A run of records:

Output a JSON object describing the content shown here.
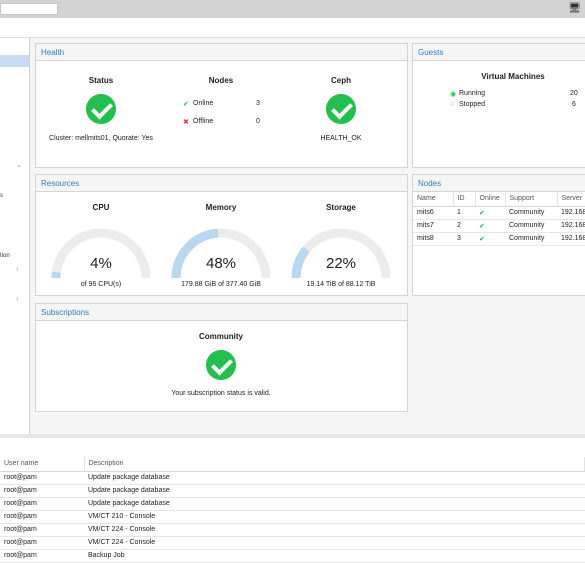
{
  "topbar": {
    "icon": "monitor-icon",
    "icon_glyph": "🖥"
  },
  "sidebar": {
    "fragments": [
      "s",
      "tion"
    ]
  },
  "health": {
    "header": "Health",
    "status_title": "Status",
    "cluster_text": "Cluster: mellmits01, Quorate: Yes",
    "nodes_title": "Nodes",
    "online_label": "Online",
    "online_count": "3",
    "offline_label": "Offline",
    "offline_count": "0",
    "ceph_title": "Ceph",
    "ceph_status": "HEALTH_OK"
  },
  "guests": {
    "header": "Guests",
    "vm_title": "Virtual Machines",
    "running_label": "Running",
    "running_count": "20",
    "stopped_label": "Stopped",
    "stopped_count": "6"
  },
  "resources": {
    "header": "Resources",
    "cpu": {
      "title": "CPU",
      "value": "4%",
      "detail": "of 96 CPU(s)",
      "fraction": 0.04
    },
    "memory": {
      "title": "Memory",
      "value": "48%",
      "detail": "179.88 GiB of 377.40 GiB",
      "fraction": 0.48
    },
    "storage": {
      "title": "Storage",
      "value": "22%",
      "detail": "19.14 TiB of 88.12 TiB",
      "fraction": 0.22
    }
  },
  "nodes": {
    "header": "Nodes",
    "columns": [
      "Name",
      "ID",
      "Online",
      "Support",
      "Server"
    ],
    "rows": [
      {
        "name": "mits6",
        "id": "1",
        "support": "Community",
        "server": "192.168"
      },
      {
        "name": "mits7",
        "id": "2",
        "support": "Community",
        "server": "192.168"
      },
      {
        "name": "mits8",
        "id": "3",
        "support": "Community",
        "server": "192.168"
      }
    ]
  },
  "subscriptions": {
    "header": "Subscriptions",
    "title": "Community",
    "message": "Your subscription status is valid."
  },
  "tasks": {
    "columns": [
      "User name",
      "Description"
    ],
    "rows": [
      {
        "user": "root@pam",
        "desc": "Update package database"
      },
      {
        "user": "root@pam",
        "desc": "Update package database"
      },
      {
        "user": "root@pam",
        "desc": "Update package database"
      },
      {
        "user": "root@pam",
        "desc": "VM/CT 210 - Console"
      },
      {
        "user": "root@pam",
        "desc": "VM/CT 224 - Console"
      },
      {
        "user": "root@pam",
        "desc": "VM/CT 224 - Console"
      },
      {
        "user": "root@pam",
        "desc": "Backup Job"
      }
    ]
  },
  "colors": {
    "accent": "#2a7fc9",
    "ok": "#21bf4b",
    "gauge_track": "#ececec",
    "gauge_fill": "#b8d8f0"
  }
}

# [Requirements]
Every record above should come back exactly, but without its pictures.

# [Solution]
Output a JSON object describing the content shown here.
{
  "topbar": {
    "icon": "monitor-icon",
    "icon_glyph": "🖥"
  },
  "sidebar": {
    "fragments": [
      "s",
      "tion"
    ]
  },
  "health": {
    "header": "Health",
    "status_title": "Status",
    "cluster_text": "Cluster: mellmits01, Quorate: Yes",
    "nodes_title": "Nodes",
    "online_label": "Online",
    "online_count": "3",
    "offline_label": "Offline",
    "offline_count": "0",
    "ceph_title": "Ceph",
    "ceph_status": "HEALTH_OK"
  },
  "guests": {
    "header": "Guests",
    "vm_title": "Virtual Machines",
    "running_label": "Running",
    "running_count": "20",
    "stopped_label": "Stopped",
    "stopped_count": "6"
  },
  "resources": {
    "header": "Resources",
    "cpu": {
      "title": "CPU",
      "value": "4%",
      "detail": "of 96 CPU(s)",
      "fraction": 0.04
    },
    "memory": {
      "title": "Memory",
      "value": "48%",
      "detail": "179.88 GiB of 377.40 GiB",
      "fraction": 0.48
    },
    "storage": {
      "title": "Storage",
      "value": "22%",
      "detail": "19.14 TiB of 88.12 TiB",
      "fraction": 0.22
    }
  },
  "nodes": {
    "header": "Nodes",
    "columns": [
      "Name",
      "ID",
      "Online",
      "Support",
      "Server"
    ],
    "rows": [
      {
        "name": "mits6",
        "id": "1",
        "support": "Community",
        "server": "192.168"
      },
      {
        "name": "mits7",
        "id": "2",
        "support": "Community",
        "server": "192.168"
      },
      {
        "name": "mits8",
        "id": "3",
        "support": "Community",
        "server": "192.168"
      }
    ]
  },
  "subscriptions": {
    "header": "Subscriptions",
    "title": "Community",
    "message": "Your subscription status is valid."
  },
  "tasks": {
    "columns": [
      "User name",
      "Description"
    ],
    "rows": [
      {
        "user": "root@pam",
        "desc": "Update package database"
      },
      {
        "user": "root@pam",
        "desc": "Update package database"
      },
      {
        "user": "root@pam",
        "desc": "Update package database"
      },
      {
        "user": "root@pam",
        "desc": "VM/CT 210 - Console"
      },
      {
        "user": "root@pam",
        "desc": "VM/CT 224 - Console"
      },
      {
        "user": "root@pam",
        "desc": "VM/CT 224 - Console"
      },
      {
        "user": "root@pam",
        "desc": "Backup Job"
      }
    ]
  },
  "colors": {
    "accent": "#2a7fc9",
    "ok": "#21bf4b",
    "gauge_track": "#ececec",
    "gauge_fill": "#b8d8f0"
  }
}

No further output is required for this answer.